BRIEF: Gather all lines in the entries that include the word "name".

== DATA RECORDS ==

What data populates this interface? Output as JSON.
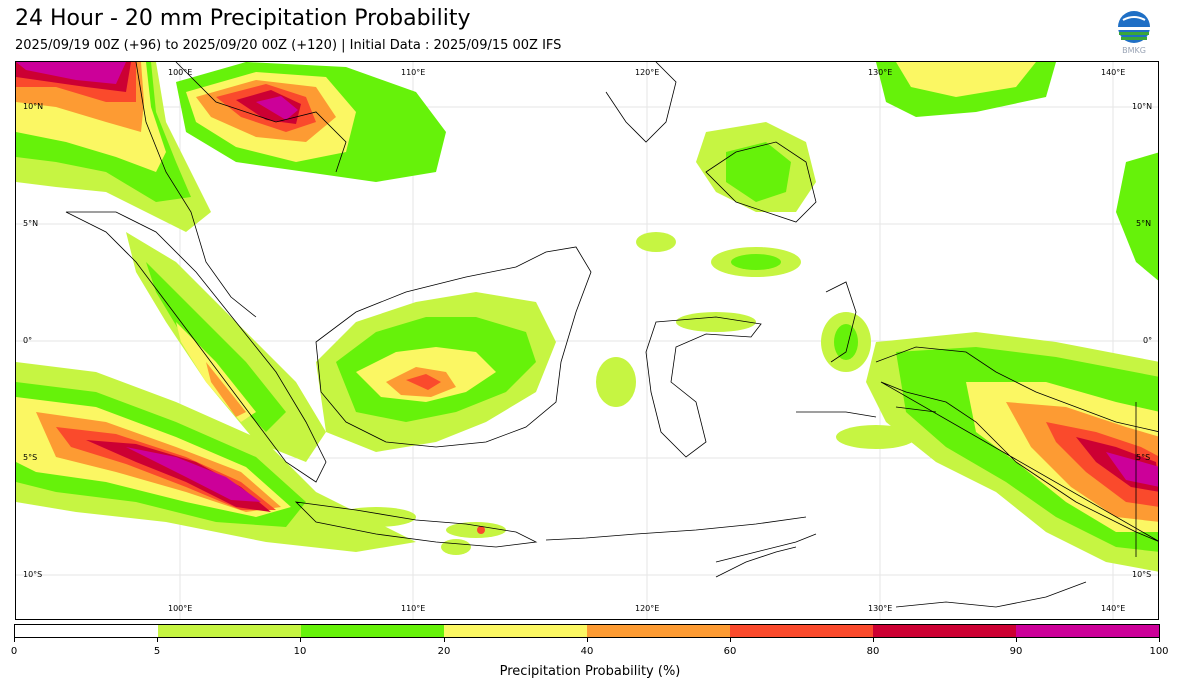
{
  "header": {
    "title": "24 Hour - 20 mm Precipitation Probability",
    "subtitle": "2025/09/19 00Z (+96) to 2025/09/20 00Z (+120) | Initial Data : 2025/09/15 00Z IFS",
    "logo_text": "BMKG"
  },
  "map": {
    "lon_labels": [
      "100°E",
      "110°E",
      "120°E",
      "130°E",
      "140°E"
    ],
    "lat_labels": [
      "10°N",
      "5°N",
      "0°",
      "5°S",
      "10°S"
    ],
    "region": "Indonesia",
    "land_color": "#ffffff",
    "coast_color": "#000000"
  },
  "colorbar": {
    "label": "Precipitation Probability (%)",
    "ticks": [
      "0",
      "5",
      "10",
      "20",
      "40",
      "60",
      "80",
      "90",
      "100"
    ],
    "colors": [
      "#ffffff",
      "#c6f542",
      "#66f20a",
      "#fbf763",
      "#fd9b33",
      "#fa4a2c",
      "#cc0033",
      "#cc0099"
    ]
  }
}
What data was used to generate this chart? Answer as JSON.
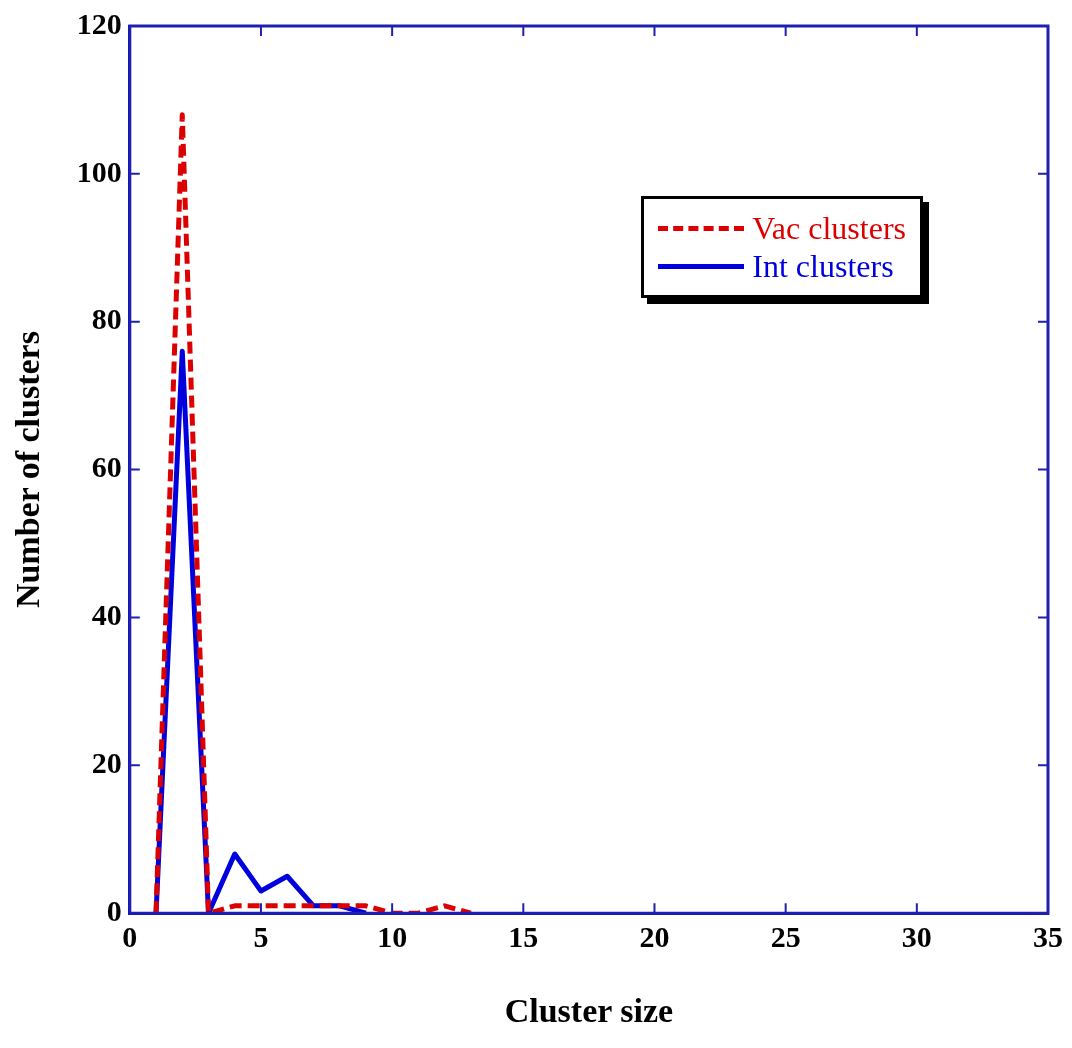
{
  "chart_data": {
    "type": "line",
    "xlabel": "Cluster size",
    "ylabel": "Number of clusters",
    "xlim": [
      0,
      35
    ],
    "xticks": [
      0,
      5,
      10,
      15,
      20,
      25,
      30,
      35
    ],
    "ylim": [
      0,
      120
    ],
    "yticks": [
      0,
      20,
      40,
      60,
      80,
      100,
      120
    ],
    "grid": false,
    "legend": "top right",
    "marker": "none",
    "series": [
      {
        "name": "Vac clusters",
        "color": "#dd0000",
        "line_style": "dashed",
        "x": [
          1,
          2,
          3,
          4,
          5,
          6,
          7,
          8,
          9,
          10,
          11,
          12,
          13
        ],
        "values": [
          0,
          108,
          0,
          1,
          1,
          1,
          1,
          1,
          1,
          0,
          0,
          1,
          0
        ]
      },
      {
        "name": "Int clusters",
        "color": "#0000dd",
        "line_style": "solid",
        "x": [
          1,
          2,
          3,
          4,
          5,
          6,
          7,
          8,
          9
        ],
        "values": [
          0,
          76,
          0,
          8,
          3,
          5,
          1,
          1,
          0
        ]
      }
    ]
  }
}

===
== DATA RECORDS ==

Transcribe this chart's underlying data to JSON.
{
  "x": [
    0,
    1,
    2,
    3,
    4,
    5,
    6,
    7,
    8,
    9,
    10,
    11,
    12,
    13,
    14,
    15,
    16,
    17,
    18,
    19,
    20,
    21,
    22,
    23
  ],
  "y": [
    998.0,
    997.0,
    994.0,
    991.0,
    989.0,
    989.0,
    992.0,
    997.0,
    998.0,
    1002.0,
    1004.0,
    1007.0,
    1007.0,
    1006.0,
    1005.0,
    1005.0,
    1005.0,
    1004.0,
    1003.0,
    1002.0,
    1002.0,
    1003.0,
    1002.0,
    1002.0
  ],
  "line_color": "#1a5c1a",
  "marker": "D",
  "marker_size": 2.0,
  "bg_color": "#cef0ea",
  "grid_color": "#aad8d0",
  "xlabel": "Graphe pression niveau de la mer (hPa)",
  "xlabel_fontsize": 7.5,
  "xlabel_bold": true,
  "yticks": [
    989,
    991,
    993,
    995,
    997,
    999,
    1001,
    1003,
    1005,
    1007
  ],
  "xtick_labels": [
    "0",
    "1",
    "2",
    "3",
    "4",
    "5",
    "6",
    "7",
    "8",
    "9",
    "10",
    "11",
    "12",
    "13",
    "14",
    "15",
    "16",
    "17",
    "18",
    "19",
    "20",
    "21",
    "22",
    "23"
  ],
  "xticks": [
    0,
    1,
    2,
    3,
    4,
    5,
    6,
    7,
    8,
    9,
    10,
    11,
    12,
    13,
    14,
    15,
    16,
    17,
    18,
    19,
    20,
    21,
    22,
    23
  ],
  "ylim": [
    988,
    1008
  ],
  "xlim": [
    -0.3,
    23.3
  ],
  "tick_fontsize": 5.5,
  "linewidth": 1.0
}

===

ANSWER TO THIS TASK:
        "name": "Vac clusters",
        "name": "Int clusters",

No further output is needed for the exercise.